* Begin *

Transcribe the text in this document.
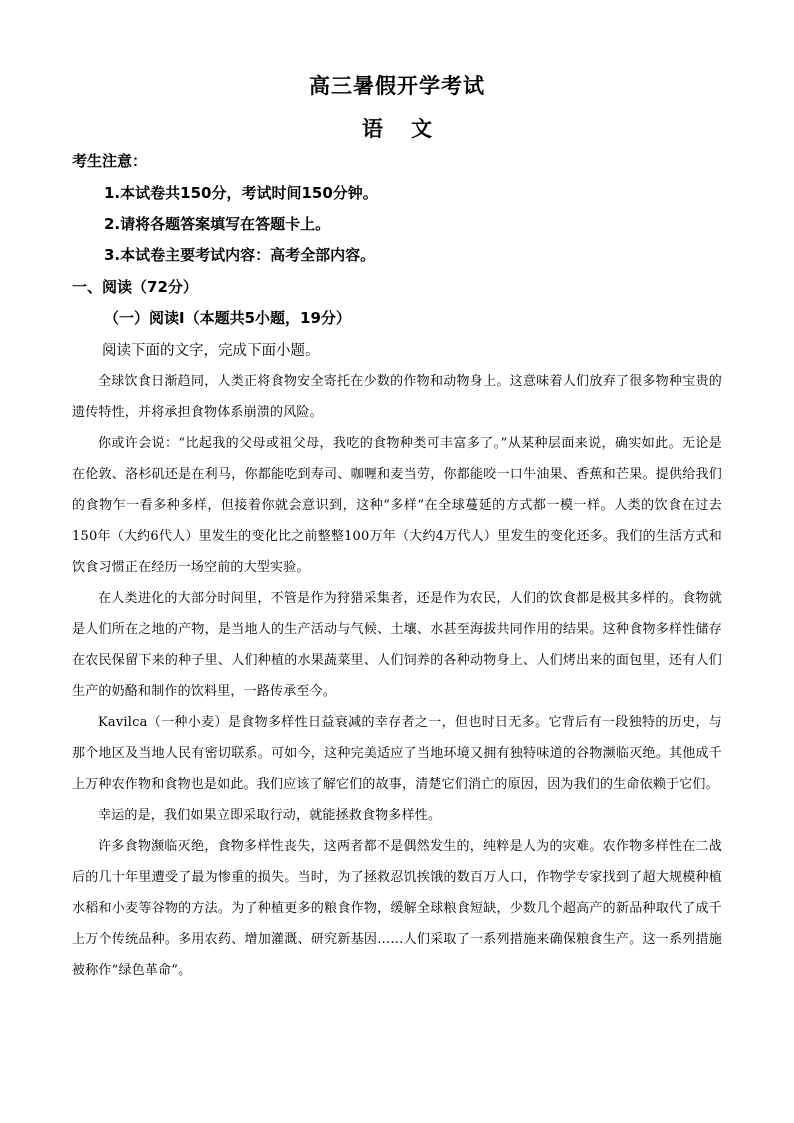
高三暑假开学考试
语 文
考生注意：
1.本试卷共150分，考试时间150分钟。
2.请将各题答案填写在答题卡上。
3.本试卷主要考试内容：高考全部内容。
一、阅读（72分）
（一）阅读Ⅰ（本题共5小题，19分）
阅读下面的文字，完成下面小题。

全球饮食日渐趋同，人类正将食物安全寄托在少数的作物和动物身上。这意味着人们放弃了很多物种宝贵的遗传特性，并将承担食物体系崩溃的风险。

你或许会说：“比起我的父母或祖父母，我吃的食物种类可丰富多了。”从某种层面来说，确实如此。无论是在伦敦、洛杉矶还是在利马，你都能吃到寿司、咖喱和麦当劳，你都能咬一口牛油果、香蕉和芒果。提供给我们的食物乍一看多种多样，但接着你就会意识到，这种“多样”在全球蔓延的方式都一模一样。人类的饮食在过去150年（大约6代人）里发生的变化比之前整整100万年（大约4万代人）里发生的变化还多。我们的生活方式和饮食习惯正在经历一场空前的大型实验。

在人类进化的大部分时间里，不管是作为狩猎采集者，还是作为农民，人们的饮食都是极其多样的。食物就是人们所在之地的产物，是当地人的生产活动与气候、土壤、水甚至海拔共同作用的结果。这种食物多样性储存在农民保留下来的种子里、人们种植的水果蔬菜里、人们饲养的各种动物身上、人们烤出来的面包里，还有人们生产的奶酪和制作的饮料里，一路传承至今。

Kavilca（一种小麦）是食物多样性日益衰减的幸存者之一，但也时日无多。它背后有一段独特的历史，与那个地区及当地人民有密切联系。可如今，这种完美适应了当地环境又拥有独特味道的谷物濒临灭绝。其他成千上万种农作物和食物也是如此。我们应该了解它们的故事，清楚它们消亡的原因，因为我们的生命依赖于它们。

幸运的是，我们如果立即采取行动，就能拯救食物多样性。

许多食物濒临灭绝，食物多样性丧失，这两者都不是偶然发生的，纯粹是人为的灾难。农作物多样性在二战后的几十年里遭受了最为惨重的损失。当时，为了拯救忍饥挨饿的数百万人口，作物学专家找到了超大规模种植水稻和小麦等谷物的方法。为了种植更多的粮食作物，缓解全球粮食短缺，少数几个超高产的新品种取代了成千上万个传统品种。多用农药、增加灌溉、研究新基因……人们采取了一系列措施来确保粮食生产。这一系列措施被称作“绿色革命”。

* End *

Every record above should be written out again exactly; the pictures stay out of the copy.

**RESPONSE TO THE EXERCISE:**
Transcribe the text in this document.
高三暑假开学考试
语 文
考生注意：
1.本试卷共150分，考试时间150分钟。
2.请将各题答案填写在答题卡上。
3.本试卷主要考试内容：高考全部内容。
一、阅读（72分）
（一）阅读Ⅰ（本题共5小题，19分）
阅读下面的文字，完成下面小题。

全球饮食日渐趋同，人类正将食物安全寄托在少数的作物和动物身上。这意味着人们放弃了很多物种宝贵的遗传特性，并将承担食物体系崩溃的风险。

你或许会说：“比起我的父母或祖父母，我吃的食物种类可丰富多了。”从某种层面来说，确实如此。无论是在伦敦、洛杉矶还是在利马，你都能吃到寿司、咖喱和麦当劳，你都能咬一口牛油果、香蕉和芒果。提供给我们的食物乍一看多种多样，但接着你就会意识到，这种“多样”在全球蔓延的方式都一模一样。人类的饮食在过去150年（大约6代人）里发生的变化比之前整整100万年（大约4万代人）里发生的变化还多。我们的生活方式和饮食习惯正在经历一场空前的大型实验。

在人类进化的大部分时间里，不管是作为狩猎采集者，还是作为农民，人们的饮食都是极其多样的。食物就是人们所在之地的产物，是当地人的生产活动与气候、土壤、水甚至海拔共同作用的结果。这种食物多样性储存在农民保留下来的种子里、人们种植的水果蔬菜里、人们饲养的各种动物身上、人们烤出来的面包里，还有人们生产的奶酪和制作的饮料里，一路传承至今。

Kavilca（一种小麦）是食物多样性日益衰减的幸存者之一，但也时日无多。它背后有一段独特的历史，与那个地区及当地人民有密切联系。可如今，这种完美适应了当地环境又拥有独特味道的谷物濒临灭绝。其他成千上万种农作物和食物也是如此。我们应该了解它们的故事，清楚它们消亡的原因，因为我们的生命依赖于它们。

幸运的是，我们如果立即采取行动，就能拯救食物多样性。

许多食物濒临灭绝，食物多样性丧失，这两者都不是偶然发生的，纯粹是人为的灾难。农作物多样性在二战后的几十年里遭受了最为惨重的损失。当时，为了拯救忍饥挨饿的数百万人口，作物学专家找到了超大规模种植水稻和小麦等谷物的方法。为了种植更多的粮食作物，缓解全球粮食短缺，少数几个超高产的新品种取代了成千上万个传统品种。多用农药、增加灌溉、研究新基因……人们采取了一系列措施来确保粮食生产。这一系列措施被称作“绿色革命”。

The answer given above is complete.